### Task description
Every line of the material is to be quoted verbatim, minus the pictures.

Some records

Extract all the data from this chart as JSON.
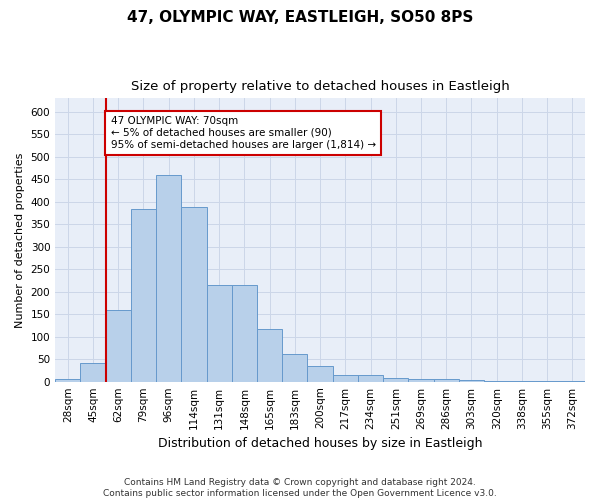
{
  "title": "47, OLYMPIC WAY, EASTLEIGH, SO50 8PS",
  "subtitle": "Size of property relative to detached houses in Eastleigh",
  "xlabel": "Distribution of detached houses by size in Eastleigh",
  "ylabel": "Number of detached properties",
  "categories": [
    "28sqm",
    "45sqm",
    "62sqm",
    "79sqm",
    "96sqm",
    "114sqm",
    "131sqm",
    "148sqm",
    "165sqm",
    "183sqm",
    "200sqm",
    "217sqm",
    "234sqm",
    "251sqm",
    "269sqm",
    "286sqm",
    "303sqm",
    "320sqm",
    "338sqm",
    "355sqm",
    "372sqm"
  ],
  "values": [
    5,
    42,
    160,
    385,
    460,
    388,
    215,
    215,
    118,
    62,
    35,
    14,
    14,
    9,
    5,
    5,
    3,
    2,
    2,
    2,
    2
  ],
  "bar_color": "#b8d0ea",
  "bar_edge_color": "#6699cc",
  "vline_color": "#cc0000",
  "annotation_text": "47 OLYMPIC WAY: 70sqm\n← 5% of detached houses are smaller (90)\n95% of semi-detached houses are larger (1,814) →",
  "annotation_box_facecolor": "#ffffff",
  "annotation_box_edge": "#cc0000",
  "ylim": [
    0,
    630
  ],
  "yticks": [
    0,
    50,
    100,
    150,
    200,
    250,
    300,
    350,
    400,
    450,
    500,
    550,
    600
  ],
  "footer_line1": "Contains HM Land Registry data © Crown copyright and database right 2024.",
  "footer_line2": "Contains public sector information licensed under the Open Government Licence v3.0.",
  "title_fontsize": 11,
  "subtitle_fontsize": 9.5,
  "xlabel_fontsize": 9,
  "ylabel_fontsize": 8,
  "tick_fontsize": 7.5,
  "annot_fontsize": 7.5,
  "footer_fontsize": 6.5,
  "grid_color": "#ccd6e8",
  "background_color": "#e8eef8"
}
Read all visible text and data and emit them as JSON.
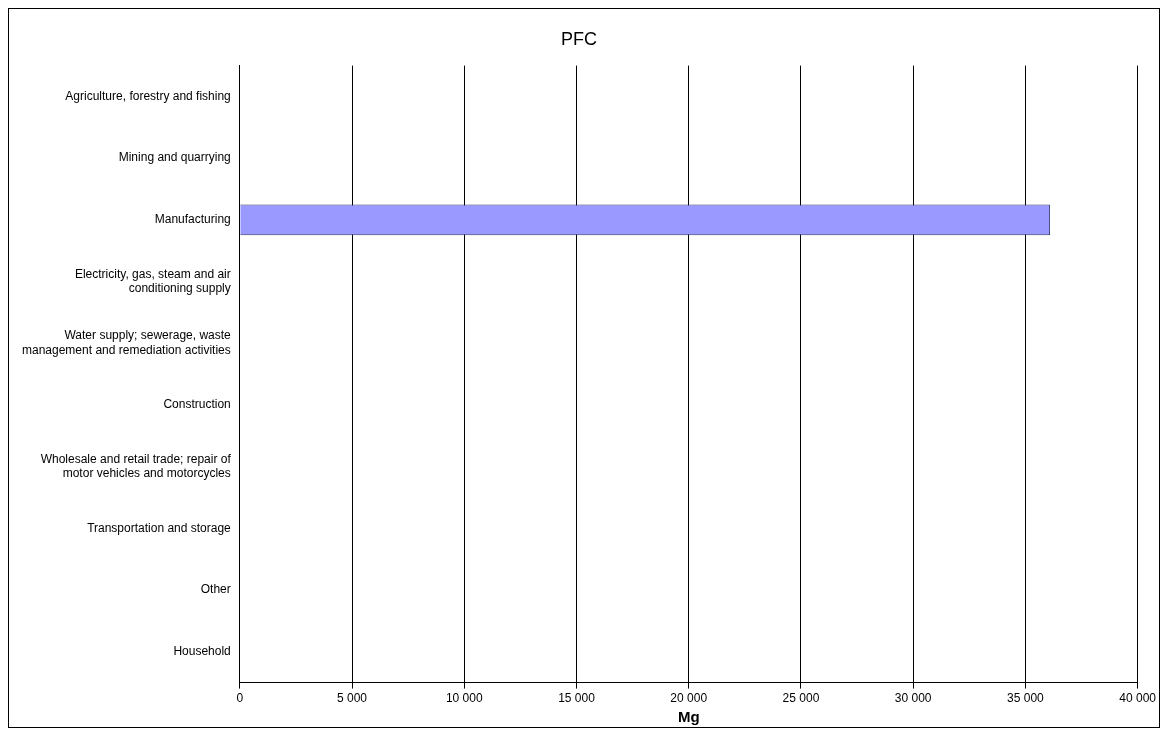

### Completed task
Extract all the data from this chart as JSON.
{
  "title": "47, OLYMPIC WAY, EASTLEIGH, SO50 8PS",
  "subtitle": "Size of property relative to detached houses in Eastleigh",
  "xlabel": "Distribution of detached houses by size in Eastleigh",
  "ylabel": "Number of detached properties",
  "categories": [
    "28sqm",
    "45sqm",
    "62sqm",
    "79sqm",
    "96sqm",
    "114sqm",
    "131sqm",
    "148sqm",
    "165sqm",
    "183sqm",
    "200sqm",
    "217sqm",
    "234sqm",
    "251sqm",
    "269sqm",
    "286sqm",
    "303sqm",
    "320sqm",
    "338sqm",
    "355sqm",
    "372sqm"
  ],
  "values": [
    5,
    42,
    160,
    385,
    460,
    388,
    215,
    215,
    118,
    62,
    35,
    14,
    14,
    9,
    5,
    5,
    3,
    2,
    2,
    2,
    2
  ],
  "bar_color": "#b8d0ea",
  "bar_edge_color": "#6699cc",
  "vline_color": "#cc0000",
  "annotation_text": "47 OLYMPIC WAY: 70sqm\n← 5% of detached houses are smaller (90)\n95% of semi-detached houses are larger (1,814) →",
  "annotation_box_facecolor": "#ffffff",
  "annotation_box_edge": "#cc0000",
  "ylim": [
    0,
    630
  ],
  "yticks": [
    0,
    50,
    100,
    150,
    200,
    250,
    300,
    350,
    400,
    450,
    500,
    550,
    600
  ],
  "footer_line1": "Contains HM Land Registry data © Crown copyright and database right 2024.",
  "footer_line2": "Contains public sector information licensed under the Open Government Licence v3.0.",
  "title_fontsize": 11,
  "subtitle_fontsize": 9.5,
  "xlabel_fontsize": 9,
  "ylabel_fontsize": 8,
  "tick_fontsize": 7.5,
  "annot_fontsize": 7.5,
  "footer_fontsize": 6.5,
  "grid_color": "#ccd6e8",
  "background_color": "#e8eef8"
}
Read all visible text and data and emit them as JSON.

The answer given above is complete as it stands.